● **Stated goal**
Reproduce the data below word for word, every line in its original order, and leave out any pictures.

● **Records supplied**

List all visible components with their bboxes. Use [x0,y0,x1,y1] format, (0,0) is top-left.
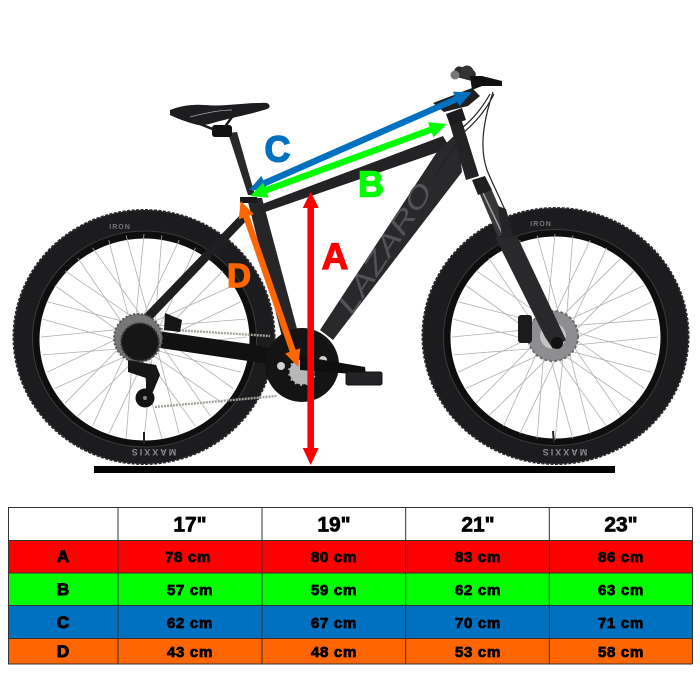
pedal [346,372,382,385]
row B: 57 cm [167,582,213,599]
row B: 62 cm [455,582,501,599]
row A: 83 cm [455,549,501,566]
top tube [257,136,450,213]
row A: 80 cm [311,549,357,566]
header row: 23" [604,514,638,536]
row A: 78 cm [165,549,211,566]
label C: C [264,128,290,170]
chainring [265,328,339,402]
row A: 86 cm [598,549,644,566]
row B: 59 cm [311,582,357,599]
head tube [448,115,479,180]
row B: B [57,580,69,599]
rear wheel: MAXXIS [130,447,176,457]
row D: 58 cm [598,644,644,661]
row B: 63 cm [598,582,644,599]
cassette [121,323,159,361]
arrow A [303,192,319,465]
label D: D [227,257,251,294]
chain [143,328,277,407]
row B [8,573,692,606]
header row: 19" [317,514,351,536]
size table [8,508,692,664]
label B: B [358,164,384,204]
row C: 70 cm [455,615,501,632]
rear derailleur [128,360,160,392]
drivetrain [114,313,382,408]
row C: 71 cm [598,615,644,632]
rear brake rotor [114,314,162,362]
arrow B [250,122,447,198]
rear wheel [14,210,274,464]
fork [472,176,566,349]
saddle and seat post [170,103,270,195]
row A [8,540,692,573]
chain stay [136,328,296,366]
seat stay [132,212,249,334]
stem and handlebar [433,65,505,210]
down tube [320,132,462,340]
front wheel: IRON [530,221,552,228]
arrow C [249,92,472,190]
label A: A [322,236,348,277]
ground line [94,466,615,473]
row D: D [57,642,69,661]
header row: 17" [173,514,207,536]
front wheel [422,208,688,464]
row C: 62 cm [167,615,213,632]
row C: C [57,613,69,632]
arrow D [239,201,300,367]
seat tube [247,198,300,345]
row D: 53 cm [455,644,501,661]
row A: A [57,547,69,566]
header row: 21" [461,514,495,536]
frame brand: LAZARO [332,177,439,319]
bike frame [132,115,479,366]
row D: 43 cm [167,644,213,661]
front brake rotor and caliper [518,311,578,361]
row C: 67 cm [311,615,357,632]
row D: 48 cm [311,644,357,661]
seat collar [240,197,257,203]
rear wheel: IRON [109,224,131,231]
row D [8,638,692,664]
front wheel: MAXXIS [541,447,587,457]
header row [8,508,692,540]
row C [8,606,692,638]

● **Worked answer**
List all visible components with their bboxes. Use [x0,y0,x1,y1] format, (0,0) is top-left.
pedal [346,372,382,385]
row B: 57 cm [167,582,213,599]
row B: 62 cm [455,582,501,599]
row A: 83 cm [455,549,501,566]
top tube [257,136,450,213]
row A: 80 cm [311,549,357,566]
header row: 23" [604,514,638,536]
row A: 78 cm [165,549,211,566]
label C: C [264,128,290,170]
chainring [265,328,339,402]
row A: 86 cm [598,549,644,566]
row B: 59 cm [311,582,357,599]
head tube [448,115,479,180]
row B: B [57,580,69,599]
rear wheel: MAXXIS [130,447,176,457]
row D: 58 cm [598,644,644,661]
row B: 63 cm [598,582,644,599]
cassette [121,323,159,361]
arrow A [303,192,319,465]
label D: D [227,257,251,294]
chain [143,328,277,407]
row B [8,573,692,606]
header row: 19" [317,514,351,536]
size table [8,508,692,664]
label B: B [358,164,384,204]
row C: 70 cm [455,615,501,632]
rear derailleur [128,360,160,392]
drivetrain [114,313,382,408]
row C: 71 cm [598,615,644,632]
rear brake rotor [114,314,162,362]
arrow B [250,122,447,198]
rear wheel [14,210,274,464]
fork [472,176,566,349]
saddle and seat post [170,103,270,195]
row A [8,540,692,573]
chain stay [136,328,296,366]
seat stay [132,212,249,334]
stem and handlebar [433,65,505,210]
down tube [320,132,462,340]
front wheel: IRON [530,221,552,228]
arrow C [249,92,472,190]
label A: A [322,236,348,277]
ground line [94,466,615,473]
row D: D [57,642,69,661]
header row: 17" [173,514,207,536]
front wheel [422,208,688,464]
row C: 62 cm [167,615,213,632]
row C: C [57,613,69,632]
arrow D [239,201,300,367]
seat tube [247,198,300,345]
row D: 53 cm [455,644,501,661]
row A: A [57,547,69,566]
header row: 21" [461,514,495,536]
frame brand: LAZARO [332,177,439,319]
bike frame [132,115,479,366]
row D: 43 cm [167,644,213,661]
front brake rotor and caliper [518,311,578,361]
row C: 67 cm [311,615,357,632]
row D: 48 cm [311,644,357,661]
seat collar [240,197,257,203]
rear wheel: IRON [109,224,131,231]
row D [8,638,692,664]
front wheel: MAXXIS [541,447,587,457]
header row [8,508,692,540]
row C [8,606,692,638]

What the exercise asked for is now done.